[Extracted data entries]

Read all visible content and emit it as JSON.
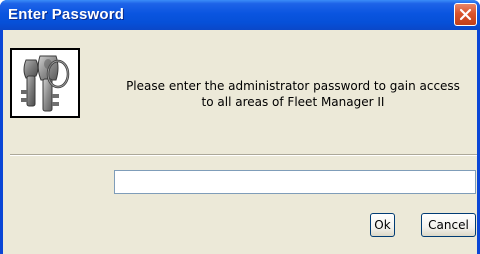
{
  "window": {
    "title": "Enter Password",
    "close_icon": "close-icon"
  },
  "dialog": {
    "icon": "keys-icon",
    "message_line1": "Please enter the administrator password to gain access",
    "message_line2": "to all areas of Fleet Manager II",
    "password_value": "",
    "ok_label": "Ok",
    "cancel_label": "Cancel"
  },
  "colors": {
    "titlebar": "#0a55e0",
    "close_button": "#d9532c",
    "client_background": "#ece9d8",
    "input_border": "#7f9db9",
    "button_border": "#003c74"
  }
}
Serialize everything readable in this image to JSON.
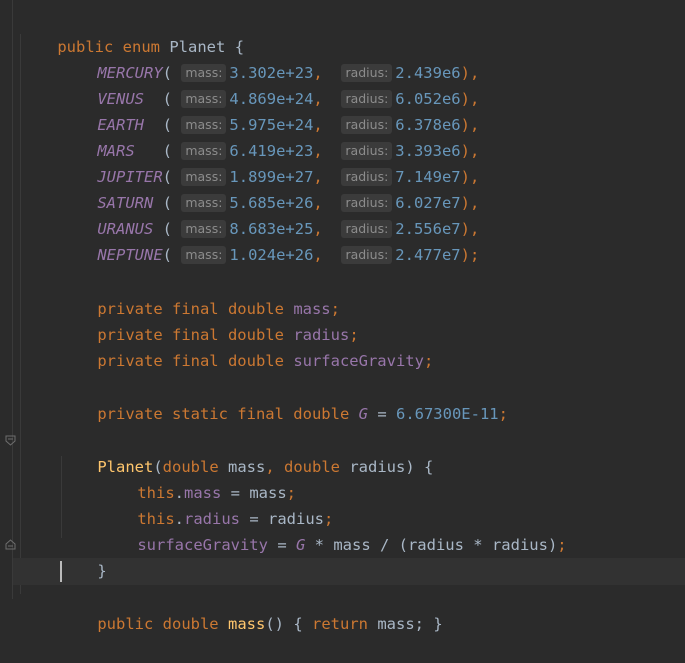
{
  "editor": {
    "enum_decl": {
      "modifier": "public",
      "keyword": "enum",
      "name": "Planet",
      "brace": "{"
    },
    "planets": [
      {
        "name": "MERCURY",
        "pad": "(",
        "mass_hint": "mass:",
        "mass": "3.302e+23",
        "radius_hint": "radius:",
        "radius": "2.439e6",
        "end": "),"
      },
      {
        "name": "VENUS",
        "pad": "  (",
        "mass_hint": "mass:",
        "mass": "4.869e+24",
        "radius_hint": "radius:",
        "radius": "6.052e6",
        "end": "),"
      },
      {
        "name": "EARTH",
        "pad": "  (",
        "mass_hint": "mass:",
        "mass": "5.975e+24",
        "radius_hint": "radius:",
        "radius": "6.378e6",
        "end": "),"
      },
      {
        "name": "MARS",
        "pad": "   (",
        "mass_hint": "mass:",
        "mass": "6.419e+23",
        "radius_hint": "radius:",
        "radius": "3.393e6",
        "end": "),"
      },
      {
        "name": "JUPITER",
        "pad": "(",
        "mass_hint": "mass:",
        "mass": "1.899e+27",
        "radius_hint": "radius:",
        "radius": "7.149e7",
        "end": "),"
      },
      {
        "name": "SATURN",
        "pad": " (",
        "mass_hint": "mass:",
        "mass": "5.685e+26",
        "radius_hint": "radius:",
        "radius": "6.027e7",
        "end": "),"
      },
      {
        "name": "URANUS",
        "pad": " (",
        "mass_hint": "mass:",
        "mass": "8.683e+25",
        "radius_hint": "radius:",
        "radius": "2.556e7",
        "end": "),"
      },
      {
        "name": "NEPTUNE",
        "pad": "(",
        "mass_hint": "mass:",
        "mass": "1.024e+26",
        "radius_hint": "radius:",
        "radius": "2.477e7",
        "end": ");"
      }
    ],
    "fields": [
      {
        "mods": "private final double",
        "name": "mass",
        "end": ";"
      },
      {
        "mods": "private final double",
        "name": "radius",
        "end": ";"
      },
      {
        "mods": "private final double",
        "name": "surfaceGravity",
        "end": ";"
      }
    ],
    "const_line": {
      "mods": "private static final double",
      "name": "G",
      "eq": " = ",
      "value": "6.67300E-11",
      "end": ";"
    },
    "constructor": {
      "name": "Planet",
      "open": "(",
      "p1_type": "double",
      "p1_name": " mass",
      "comma": ",",
      "p2_type": " double",
      "p2_name": " radius",
      "close": ") {"
    },
    "body": [
      {
        "this": "this",
        "dot": ".",
        "field": "mass",
        "rest": " = mass",
        "end": ";"
      },
      {
        "this": "this",
        "dot": ".",
        "field": "radius",
        "rest": " = radius",
        "end": ";"
      }
    ],
    "gravity_line": {
      "field": "surfaceGravity",
      "eq": " = ",
      "g": "G",
      "rest": " * mass / (radius * radius)",
      "end": ";"
    },
    "close_brace": "}",
    "partial_line": {
      "mods": "public double",
      "name": " mass",
      "rest": "() { ",
      "ret": "return",
      "tail": " mass; }"
    }
  }
}
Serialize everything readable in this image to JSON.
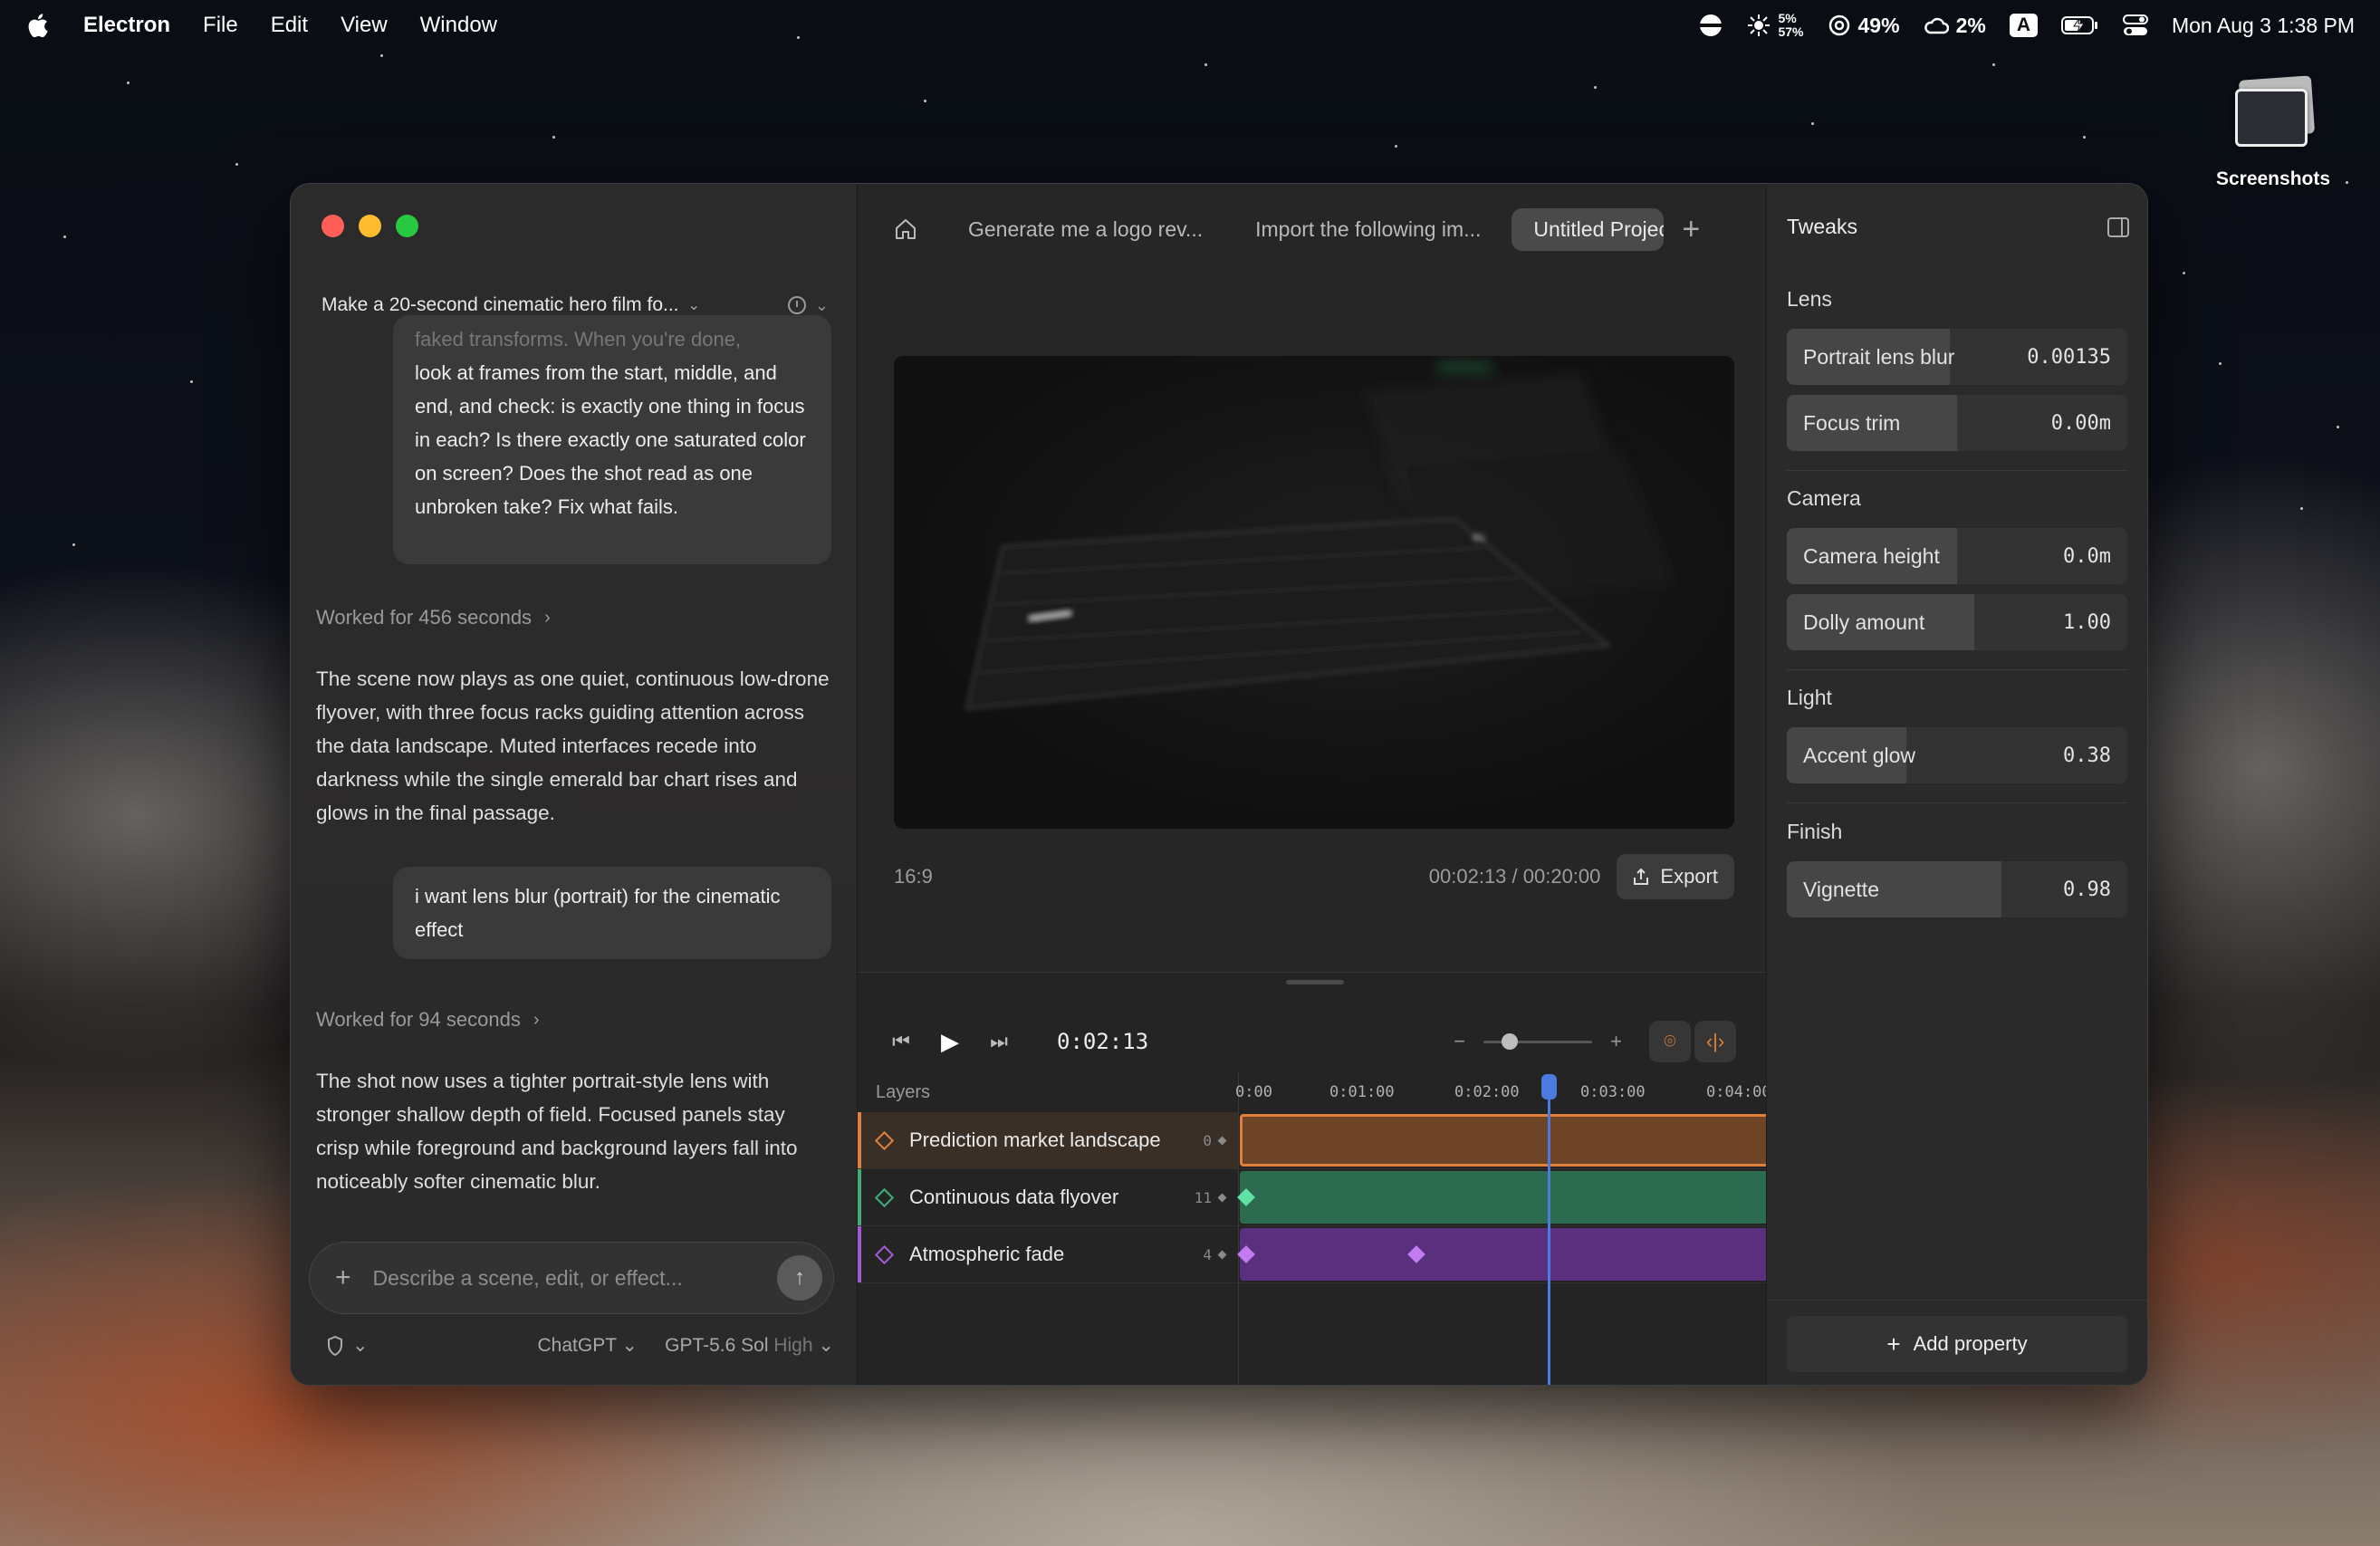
{
  "menubar": {
    "app": "Electron",
    "items": [
      "File",
      "Edit",
      "View",
      "Window"
    ],
    "status": {
      "cpu_top": "5%",
      "cpu_bottom": "57%",
      "battery_stat": "49%",
      "cloud_stat": "2%",
      "input": "A",
      "datetime": "Mon Aug 3  1:38 PM"
    }
  },
  "desktop": {
    "screenshots_label": "Screenshots"
  },
  "chat": {
    "title": "Make a 20-second cinematic hero film fo...",
    "first_bubble": {
      "faded_line": "faked transforms. When you're done,",
      "text": "look at frames from the start, middle, and end, and check: is exactly one thing in focus in each? Is there exactly one saturated color on screen? Does the shot read as one unbroken take? Fix what fails."
    },
    "worked_1": "Worked for 456 seconds",
    "reply_1": "The scene now plays as one quiet, continuous low-drone flyover, with three focus racks guiding attention across the data landscape. Muted interfaces recede into darkness while the single emerald bar chart rises and glows in the final passage.",
    "user_msg": "i want lens blur (portrait) for the cinematic effect",
    "worked_2": "Worked for 94 seconds",
    "reply_2": "The shot now uses a tighter portrait-style lens with stronger shallow depth of field. Focused panels stay crisp while foreground and background layers fall into noticeably softer cinematic blur.",
    "composer_placeholder": "Describe a scene, edit, or effect...",
    "footer": {
      "provider": "ChatGPT",
      "model": "GPT-5.6 Sol",
      "effort": "High"
    }
  },
  "tabs": [
    "Generate me a logo rev...",
    "Import the following im...",
    "Untitled Project"
  ],
  "preview": {
    "aspect": "16:9",
    "time": "00:02:13 / 00:20:00",
    "export_label": "Export",
    "screen_tag": "4%"
  },
  "timeline": {
    "timecode": "0:02:13",
    "layers_label": "Layers",
    "ruler": [
      "0:00",
      "0:01:00",
      "0:02:00",
      "0:03:00",
      "0:04:00"
    ],
    "layers": [
      {
        "name": "Prediction market landscape",
        "keys": "0",
        "color": "#e0803a"
      },
      {
        "name": "Continuous data flyover",
        "keys": "11",
        "color": "#3fae7a"
      },
      {
        "name": "Atmospheric fade",
        "keys": "4",
        "color": "#a45ad6"
      }
    ]
  },
  "tweaks": {
    "title": "Tweaks",
    "sections": {
      "lens": "Lens",
      "camera": "Camera",
      "light": "Light",
      "finish": "Finish"
    },
    "props": {
      "portrait_lens_blur": {
        "label": "Portrait lens blur",
        "value": "0.00135",
        "level": 0.48
      },
      "focus_trim": {
        "label": "Focus trim",
        "value": "0.00m",
        "level": 0.5
      },
      "camera_height": {
        "label": "Camera height",
        "value": "0.0m",
        "level": 0.5
      },
      "dolly_amount": {
        "label": "Dolly amount",
        "value": "1.00",
        "level": 0.55
      },
      "accent_glow": {
        "label": "Accent glow",
        "value": "0.38",
        "level": 0.35
      },
      "vignette": {
        "label": "Vignette",
        "value": "0.98",
        "level": 0.63
      }
    },
    "add_property": "Add property"
  }
}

* **Work instructions**
Write out every record above exactly as it stands, but leave out the pictures.

* **The result**
Read all visible content and emit it as JSON.
{
  "window": {
    "title": "Enter Password",
    "close_icon": "close-icon"
  },
  "dialog": {
    "icon": "keys-icon",
    "message_line1": "Please enter the administrator password to gain access",
    "message_line2": "to all areas of Fleet Manager II",
    "password_value": "",
    "ok_label": "Ok",
    "cancel_label": "Cancel"
  },
  "colors": {
    "titlebar": "#0a55e0",
    "close_button": "#d9532c",
    "client_background": "#ece9d8",
    "input_border": "#7f9db9",
    "button_border": "#003c74"
  }
}
Serialize everything readable in this image to JSON.
{
  "editor": {
    "enum_decl": {
      "modifier": "public",
      "keyword": "enum",
      "name": "Planet",
      "brace": "{"
    },
    "planets": [
      {
        "name": "MERCURY",
        "pad": "(",
        "mass_hint": "mass:",
        "mass": "3.302e+23",
        "radius_hint": "radius:",
        "radius": "2.439e6",
        "end": "),"
      },
      {
        "name": "VENUS",
        "pad": "  (",
        "mass_hint": "mass:",
        "mass": "4.869e+24",
        "radius_hint": "radius:",
        "radius": "6.052e6",
        "end": "),"
      },
      {
        "name": "EARTH",
        "pad": "  (",
        "mass_hint": "mass:",
        "mass": "5.975e+24",
        "radius_hint": "radius:",
        "radius": "6.378e6",
        "end": "),"
      },
      {
        "name": "MARS",
        "pad": "   (",
        "mass_hint": "mass:",
        "mass": "6.419e+23",
        "radius_hint": "radius:",
        "radius": "3.393e6",
        "end": "),"
      },
      {
        "name": "JUPITER",
        "pad": "(",
        "mass_hint": "mass:",
        "mass": "1.899e+27",
        "radius_hint": "radius:",
        "radius": "7.149e7",
        "end": "),"
      },
      {
        "name": "SATURN",
        "pad": " (",
        "mass_hint": "mass:",
        "mass": "5.685e+26",
        "radius_hint": "radius:",
        "radius": "6.027e7",
        "end": "),"
      },
      {
        "name": "URANUS",
        "pad": " (",
        "mass_hint": "mass:",
        "mass": "8.683e+25",
        "radius_hint": "radius:",
        "radius": "2.556e7",
        "end": "),"
      },
      {
        "name": "NEPTUNE",
        "pad": "(",
        "mass_hint": "mass:",
        "mass": "1.024e+26",
        "radius_hint": "radius:",
        "radius": "2.477e7",
        "end": ");"
      }
    ],
    "fields": [
      {
        "mods": "private final double",
        "name": "mass",
        "end": ";"
      },
      {
        "mods": "private final double",
        "name": "radius",
        "end": ";"
      },
      {
        "mods": "private final double",
        "name": "surfaceGravity",
        "end": ";"
      }
    ],
    "const_line": {
      "mods": "private static final double",
      "name": "G",
      "eq": " = ",
      "value": "6.67300E-11",
      "end": ";"
    },
    "constructor": {
      "name": "Planet",
      "open": "(",
      "p1_type": "double",
      "p1_name": " mass",
      "comma": ",",
      "p2_type": " double",
      "p2_name": " radius",
      "close": ") {"
    },
    "body": [
      {
        "this": "this",
        "dot": ".",
        "field": "mass",
        "rest": " = mass",
        "end": ";"
      },
      {
        "this": "this",
        "dot": ".",
        "field": "radius",
        "rest": " = radius",
        "end": ";"
      }
    ],
    "gravity_line": {
      "field": "surfaceGravity",
      "eq": " = ",
      "g": "G",
      "rest": " * mass / (radius * radius)",
      "end": ";"
    },
    "close_brace": "}",
    "partial_line": {
      "mods": "public double",
      "name": " mass",
      "rest": "() { ",
      "ret": "return",
      "tail": " mass; }"
    }
  }
}
Serialize everything readable in this image to JSON.
{
  "menubar": {
    "app": "Electron",
    "items": [
      "File",
      "Edit",
      "View",
      "Window"
    ],
    "status": {
      "cpu_top": "5%",
      "cpu_bottom": "57%",
      "battery_stat": "49%",
      "cloud_stat": "2%",
      "input": "A",
      "datetime": "Mon Aug 3  1:38 PM"
    }
  },
  "desktop": {
    "screenshots_label": "Screenshots"
  },
  "chat": {
    "title": "Make a 20-second cinematic hero film fo...",
    "first_bubble": {
      "faded_line": "faked transforms. When you're done,",
      "text": "look at frames from the start, middle, and end, and check: is exactly one thing in focus in each? Is there exactly one saturated color on screen? Does the shot read as one unbroken take? Fix what fails."
    },
    "worked_1": "Worked for 456 seconds",
    "reply_1": "The scene now plays as one quiet, continuous low-drone flyover, with three focus racks guiding attention across the data landscape. Muted interfaces recede into darkness while the single emerald bar chart rises and glows in the final passage.",
    "user_msg": "i want lens blur (portrait) for the cinematic effect",
    "worked_2": "Worked for 94 seconds",
    "reply_2": "The shot now uses a tighter portrait-style lens with stronger shallow depth of field. Focused panels stay crisp while foreground and background layers fall into noticeably softer cinematic blur.",
    "composer_placeholder": "Describe a scene, edit, or effect...",
    "footer": {
      "provider": "ChatGPT",
      "model": "GPT-5.6 Sol",
      "effort": "High"
    }
  },
  "tabs": [
    "Generate me a logo rev...",
    "Import the following im...",
    "Untitled Project"
  ],
  "preview": {
    "aspect": "16:9",
    "time": "00:02:13 / 00:20:00",
    "export_label": "Export",
    "screen_tag": "4%"
  },
  "timeline": {
    "timecode": "0:02:13",
    "layers_label": "Layers",
    "ruler": [
      "0:00",
      "0:01:00",
      "0:02:00",
      "0:03:00",
      "0:04:00"
    ],
    "layers": [
      {
        "name": "Prediction market landscape",
        "keys": "0",
        "color": "#e0803a"
      },
      {
        "name": "Continuous data flyover",
        "keys": "11",
        "color": "#3fae7a"
      },
      {
        "name": "Atmospheric fade",
        "keys": "4",
        "color": "#a45ad6"
      }
    ]
  },
  "tweaks": {
    "title": "Tweaks",
    "sections": {
      "lens": "Lens",
      "camera": "Camera",
      "light": "Light",
      "finish": "Finish"
    },
    "props": {
      "portrait_lens_blur": {
        "label": "Portrait lens blur",
        "value": "0.00135",
        "level": 0.48
      },
      "focus_trim": {
        "label": "Focus trim",
        "value": "0.00m",
        "level": 0.5
      },
      "camera_height": {
        "label": "Camera height",
        "value": "0.0m",
        "level": 0.5
      },
      "dolly_amount": {
        "label": "Dolly amount",
        "value": "1.00",
        "level": 0.55
      },
      "accent_glow": {
        "label": "Accent glow",
        "value": "0.38",
        "level": 0.35
      },
      "vignette": {
        "label": "Vignette",
        "value": "0.98",
        "level": 0.63
      }
    },
    "add_property": "Add property"
  }
}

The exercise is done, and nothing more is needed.